▶ [AIM]: Pick out and copy every line below that has the word "Workspaces".

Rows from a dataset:
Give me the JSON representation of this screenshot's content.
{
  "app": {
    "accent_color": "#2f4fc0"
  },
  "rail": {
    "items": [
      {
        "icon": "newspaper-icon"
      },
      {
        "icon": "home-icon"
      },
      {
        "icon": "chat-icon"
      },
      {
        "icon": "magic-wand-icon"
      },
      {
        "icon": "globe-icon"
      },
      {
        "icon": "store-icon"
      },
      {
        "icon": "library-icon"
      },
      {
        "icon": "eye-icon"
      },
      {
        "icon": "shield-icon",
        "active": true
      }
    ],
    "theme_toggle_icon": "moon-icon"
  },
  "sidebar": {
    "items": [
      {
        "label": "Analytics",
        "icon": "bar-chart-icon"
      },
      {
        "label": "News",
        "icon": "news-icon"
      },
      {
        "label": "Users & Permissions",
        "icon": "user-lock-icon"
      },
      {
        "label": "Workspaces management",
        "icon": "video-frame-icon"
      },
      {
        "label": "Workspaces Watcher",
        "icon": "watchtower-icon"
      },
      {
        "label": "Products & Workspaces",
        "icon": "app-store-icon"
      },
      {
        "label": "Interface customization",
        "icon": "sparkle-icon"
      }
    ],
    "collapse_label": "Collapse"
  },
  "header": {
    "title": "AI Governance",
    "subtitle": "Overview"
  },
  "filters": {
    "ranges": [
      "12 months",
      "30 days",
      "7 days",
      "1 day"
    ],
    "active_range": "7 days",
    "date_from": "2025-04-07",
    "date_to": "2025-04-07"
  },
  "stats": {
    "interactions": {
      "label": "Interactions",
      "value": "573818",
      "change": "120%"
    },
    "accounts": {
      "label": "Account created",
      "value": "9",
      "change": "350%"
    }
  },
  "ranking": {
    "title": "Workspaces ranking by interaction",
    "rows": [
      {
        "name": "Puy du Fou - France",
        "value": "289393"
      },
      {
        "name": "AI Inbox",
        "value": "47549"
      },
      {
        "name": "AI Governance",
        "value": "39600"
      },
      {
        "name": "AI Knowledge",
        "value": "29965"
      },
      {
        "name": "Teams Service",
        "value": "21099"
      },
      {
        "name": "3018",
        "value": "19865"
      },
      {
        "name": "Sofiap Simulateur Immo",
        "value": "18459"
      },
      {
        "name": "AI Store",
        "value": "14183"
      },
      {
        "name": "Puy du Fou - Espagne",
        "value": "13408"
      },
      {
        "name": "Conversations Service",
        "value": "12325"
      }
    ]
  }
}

▶ [RESPONSE TO THE EXERCISE]:
        "label": "Workspaces management",
        "label": "Workspaces Watcher",
        "label": "Products & Workspaces",
    "title": "Workspaces ranking by interaction",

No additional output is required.